→ **Aim**:
In the records that follow, locate every line with "your" and extract it.

(Stored data)
◆ ◆ ◆ ◆

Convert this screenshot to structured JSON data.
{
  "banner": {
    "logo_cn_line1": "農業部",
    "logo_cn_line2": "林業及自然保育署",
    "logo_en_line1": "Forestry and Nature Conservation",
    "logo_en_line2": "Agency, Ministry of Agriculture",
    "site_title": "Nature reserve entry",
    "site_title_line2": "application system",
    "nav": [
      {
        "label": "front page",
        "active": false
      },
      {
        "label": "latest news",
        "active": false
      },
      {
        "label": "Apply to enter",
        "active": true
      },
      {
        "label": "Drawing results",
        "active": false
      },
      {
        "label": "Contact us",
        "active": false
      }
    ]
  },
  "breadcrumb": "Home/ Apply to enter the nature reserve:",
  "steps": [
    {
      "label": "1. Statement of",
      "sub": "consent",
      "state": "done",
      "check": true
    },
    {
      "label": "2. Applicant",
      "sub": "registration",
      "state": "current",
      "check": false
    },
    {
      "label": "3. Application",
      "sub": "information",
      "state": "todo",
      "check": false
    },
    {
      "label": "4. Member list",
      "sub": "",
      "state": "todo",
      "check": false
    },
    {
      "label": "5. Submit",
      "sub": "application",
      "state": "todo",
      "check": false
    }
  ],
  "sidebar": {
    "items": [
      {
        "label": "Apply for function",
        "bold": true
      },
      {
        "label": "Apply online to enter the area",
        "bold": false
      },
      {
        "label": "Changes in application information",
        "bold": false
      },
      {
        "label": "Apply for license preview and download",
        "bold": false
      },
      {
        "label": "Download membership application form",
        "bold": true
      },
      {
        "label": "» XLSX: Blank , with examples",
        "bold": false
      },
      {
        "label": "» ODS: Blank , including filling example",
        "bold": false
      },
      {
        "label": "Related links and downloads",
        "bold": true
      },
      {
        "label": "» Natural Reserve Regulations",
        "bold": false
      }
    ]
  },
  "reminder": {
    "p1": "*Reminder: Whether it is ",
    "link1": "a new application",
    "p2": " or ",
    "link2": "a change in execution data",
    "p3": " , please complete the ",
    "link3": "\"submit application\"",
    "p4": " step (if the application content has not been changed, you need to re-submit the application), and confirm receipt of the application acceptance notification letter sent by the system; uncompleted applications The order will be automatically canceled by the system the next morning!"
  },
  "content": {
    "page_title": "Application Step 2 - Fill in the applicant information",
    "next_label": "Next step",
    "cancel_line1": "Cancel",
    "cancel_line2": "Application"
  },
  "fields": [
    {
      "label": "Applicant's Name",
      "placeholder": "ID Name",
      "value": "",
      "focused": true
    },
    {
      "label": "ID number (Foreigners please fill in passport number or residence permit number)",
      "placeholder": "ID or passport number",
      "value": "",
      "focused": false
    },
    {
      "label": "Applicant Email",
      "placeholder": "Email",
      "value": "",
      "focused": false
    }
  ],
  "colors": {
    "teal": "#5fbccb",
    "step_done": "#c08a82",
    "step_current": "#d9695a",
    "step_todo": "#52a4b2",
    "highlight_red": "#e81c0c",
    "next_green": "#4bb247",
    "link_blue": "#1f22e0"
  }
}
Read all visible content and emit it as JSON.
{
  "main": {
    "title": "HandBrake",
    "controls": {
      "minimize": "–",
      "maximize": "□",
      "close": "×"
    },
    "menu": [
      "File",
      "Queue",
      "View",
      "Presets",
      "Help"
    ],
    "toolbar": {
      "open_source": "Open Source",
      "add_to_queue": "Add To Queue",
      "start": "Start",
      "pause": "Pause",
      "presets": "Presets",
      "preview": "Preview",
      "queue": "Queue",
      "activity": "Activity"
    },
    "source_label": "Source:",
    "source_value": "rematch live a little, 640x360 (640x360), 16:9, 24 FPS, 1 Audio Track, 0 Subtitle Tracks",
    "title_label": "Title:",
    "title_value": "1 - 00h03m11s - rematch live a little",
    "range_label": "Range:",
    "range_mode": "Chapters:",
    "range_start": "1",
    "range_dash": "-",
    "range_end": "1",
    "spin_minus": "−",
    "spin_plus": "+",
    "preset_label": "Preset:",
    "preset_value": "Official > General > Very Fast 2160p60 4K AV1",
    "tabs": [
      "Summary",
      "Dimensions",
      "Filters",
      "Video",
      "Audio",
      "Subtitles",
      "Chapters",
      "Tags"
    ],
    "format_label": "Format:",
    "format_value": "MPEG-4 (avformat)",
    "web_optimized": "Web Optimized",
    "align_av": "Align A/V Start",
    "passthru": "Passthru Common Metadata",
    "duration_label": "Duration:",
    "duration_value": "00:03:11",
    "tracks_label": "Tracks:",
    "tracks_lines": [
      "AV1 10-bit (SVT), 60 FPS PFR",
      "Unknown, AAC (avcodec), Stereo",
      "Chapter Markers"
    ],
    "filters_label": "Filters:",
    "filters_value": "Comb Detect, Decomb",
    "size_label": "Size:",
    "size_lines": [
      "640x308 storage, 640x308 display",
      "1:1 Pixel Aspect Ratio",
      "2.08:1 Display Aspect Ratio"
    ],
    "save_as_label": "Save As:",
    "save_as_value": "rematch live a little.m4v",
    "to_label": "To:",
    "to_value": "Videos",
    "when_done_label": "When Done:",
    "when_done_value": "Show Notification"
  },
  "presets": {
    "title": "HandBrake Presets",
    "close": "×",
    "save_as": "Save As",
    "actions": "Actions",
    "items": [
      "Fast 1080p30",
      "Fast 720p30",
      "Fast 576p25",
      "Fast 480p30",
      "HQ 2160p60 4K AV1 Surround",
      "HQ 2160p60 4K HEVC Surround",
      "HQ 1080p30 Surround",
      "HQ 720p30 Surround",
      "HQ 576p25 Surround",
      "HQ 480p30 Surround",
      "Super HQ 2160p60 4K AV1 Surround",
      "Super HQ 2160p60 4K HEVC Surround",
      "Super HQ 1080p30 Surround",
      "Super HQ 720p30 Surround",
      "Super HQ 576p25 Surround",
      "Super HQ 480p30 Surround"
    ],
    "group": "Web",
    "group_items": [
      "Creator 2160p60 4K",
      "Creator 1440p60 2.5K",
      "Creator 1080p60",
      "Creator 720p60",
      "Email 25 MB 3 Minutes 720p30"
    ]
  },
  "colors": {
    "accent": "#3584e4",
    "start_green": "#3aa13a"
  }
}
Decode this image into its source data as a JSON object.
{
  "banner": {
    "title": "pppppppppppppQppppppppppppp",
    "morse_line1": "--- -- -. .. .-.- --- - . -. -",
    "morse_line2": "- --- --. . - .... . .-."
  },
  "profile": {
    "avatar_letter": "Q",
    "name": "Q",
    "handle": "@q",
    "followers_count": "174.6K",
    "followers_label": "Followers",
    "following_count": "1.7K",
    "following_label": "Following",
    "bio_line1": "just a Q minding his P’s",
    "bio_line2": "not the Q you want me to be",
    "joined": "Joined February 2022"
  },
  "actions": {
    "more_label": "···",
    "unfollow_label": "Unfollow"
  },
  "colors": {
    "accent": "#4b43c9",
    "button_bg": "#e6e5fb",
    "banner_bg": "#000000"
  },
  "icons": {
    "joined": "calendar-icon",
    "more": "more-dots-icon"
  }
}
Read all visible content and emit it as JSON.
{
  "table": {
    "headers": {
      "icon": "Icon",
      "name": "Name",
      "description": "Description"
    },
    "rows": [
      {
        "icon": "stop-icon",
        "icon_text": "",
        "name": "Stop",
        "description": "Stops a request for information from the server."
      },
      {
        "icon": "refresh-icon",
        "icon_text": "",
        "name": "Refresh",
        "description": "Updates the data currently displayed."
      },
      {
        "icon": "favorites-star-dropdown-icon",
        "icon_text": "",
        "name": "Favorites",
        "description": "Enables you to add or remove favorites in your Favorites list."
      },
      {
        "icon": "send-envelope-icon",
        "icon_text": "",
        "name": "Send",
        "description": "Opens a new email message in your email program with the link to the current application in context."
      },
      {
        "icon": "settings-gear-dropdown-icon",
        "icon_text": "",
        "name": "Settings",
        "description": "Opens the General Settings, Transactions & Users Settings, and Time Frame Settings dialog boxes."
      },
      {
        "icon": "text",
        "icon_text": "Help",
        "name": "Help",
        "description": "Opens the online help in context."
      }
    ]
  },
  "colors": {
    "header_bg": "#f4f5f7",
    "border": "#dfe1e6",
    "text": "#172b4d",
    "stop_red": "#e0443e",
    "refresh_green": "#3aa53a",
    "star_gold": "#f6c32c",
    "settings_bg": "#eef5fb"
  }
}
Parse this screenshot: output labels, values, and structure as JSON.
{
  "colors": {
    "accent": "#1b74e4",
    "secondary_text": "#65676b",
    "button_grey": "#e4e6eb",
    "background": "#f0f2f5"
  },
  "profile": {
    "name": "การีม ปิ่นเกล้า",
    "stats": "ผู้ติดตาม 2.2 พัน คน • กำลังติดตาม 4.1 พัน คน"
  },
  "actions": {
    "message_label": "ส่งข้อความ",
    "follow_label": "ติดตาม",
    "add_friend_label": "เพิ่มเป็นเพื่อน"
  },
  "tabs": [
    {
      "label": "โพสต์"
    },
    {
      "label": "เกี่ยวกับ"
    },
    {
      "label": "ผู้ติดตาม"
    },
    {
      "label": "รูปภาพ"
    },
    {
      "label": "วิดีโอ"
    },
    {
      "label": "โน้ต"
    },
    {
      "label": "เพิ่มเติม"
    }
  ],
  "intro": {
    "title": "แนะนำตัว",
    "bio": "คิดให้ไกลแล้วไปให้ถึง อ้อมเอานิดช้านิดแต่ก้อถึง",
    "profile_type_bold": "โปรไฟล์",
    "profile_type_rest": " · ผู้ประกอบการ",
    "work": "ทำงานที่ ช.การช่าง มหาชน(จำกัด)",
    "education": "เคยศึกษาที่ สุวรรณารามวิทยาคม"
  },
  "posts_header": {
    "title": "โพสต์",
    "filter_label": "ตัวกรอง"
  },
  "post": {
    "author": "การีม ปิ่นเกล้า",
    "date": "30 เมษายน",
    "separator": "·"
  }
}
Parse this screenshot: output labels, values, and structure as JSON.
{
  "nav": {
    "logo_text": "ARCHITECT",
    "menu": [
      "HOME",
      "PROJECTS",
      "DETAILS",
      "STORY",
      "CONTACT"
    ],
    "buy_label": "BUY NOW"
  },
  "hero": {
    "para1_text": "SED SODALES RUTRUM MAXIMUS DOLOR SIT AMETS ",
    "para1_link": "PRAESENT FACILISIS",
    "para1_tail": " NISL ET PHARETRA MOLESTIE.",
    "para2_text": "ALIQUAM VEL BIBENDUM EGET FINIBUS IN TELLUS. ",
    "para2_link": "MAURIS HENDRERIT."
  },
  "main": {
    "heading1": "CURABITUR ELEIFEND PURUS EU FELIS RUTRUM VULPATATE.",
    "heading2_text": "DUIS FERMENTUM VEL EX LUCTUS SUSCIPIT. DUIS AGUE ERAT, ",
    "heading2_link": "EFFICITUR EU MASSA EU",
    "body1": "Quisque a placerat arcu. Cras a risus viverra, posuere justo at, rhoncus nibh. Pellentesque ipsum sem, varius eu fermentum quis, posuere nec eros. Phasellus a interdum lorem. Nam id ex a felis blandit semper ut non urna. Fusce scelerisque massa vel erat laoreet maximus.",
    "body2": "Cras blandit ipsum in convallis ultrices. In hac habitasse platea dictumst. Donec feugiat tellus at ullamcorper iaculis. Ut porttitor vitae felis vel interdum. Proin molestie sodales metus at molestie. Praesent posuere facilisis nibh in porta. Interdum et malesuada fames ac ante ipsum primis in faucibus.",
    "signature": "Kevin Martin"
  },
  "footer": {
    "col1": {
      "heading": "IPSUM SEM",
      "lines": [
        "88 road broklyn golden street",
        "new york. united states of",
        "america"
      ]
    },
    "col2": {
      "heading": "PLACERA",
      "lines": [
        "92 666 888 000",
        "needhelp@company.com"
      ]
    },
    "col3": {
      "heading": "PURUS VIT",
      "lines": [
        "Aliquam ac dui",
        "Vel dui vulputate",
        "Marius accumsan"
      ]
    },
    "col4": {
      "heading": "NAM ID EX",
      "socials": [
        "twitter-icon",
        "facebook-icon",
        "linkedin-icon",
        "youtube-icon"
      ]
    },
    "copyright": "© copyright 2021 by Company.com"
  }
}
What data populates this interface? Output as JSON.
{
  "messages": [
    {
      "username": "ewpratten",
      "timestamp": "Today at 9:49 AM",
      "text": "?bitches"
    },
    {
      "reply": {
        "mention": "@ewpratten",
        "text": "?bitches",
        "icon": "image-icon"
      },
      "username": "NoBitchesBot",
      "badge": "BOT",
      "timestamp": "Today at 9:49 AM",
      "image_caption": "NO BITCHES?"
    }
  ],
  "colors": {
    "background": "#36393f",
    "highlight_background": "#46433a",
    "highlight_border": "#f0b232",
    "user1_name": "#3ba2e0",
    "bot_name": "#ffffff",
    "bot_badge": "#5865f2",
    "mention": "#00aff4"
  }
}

◆ ◆ ◆ ◆

→ **Problem solution**:
        "description": "Enables you to add or remove favorites in your Favorites list."
        "description": "Opens a new email message in your email program with the link to the current application in context."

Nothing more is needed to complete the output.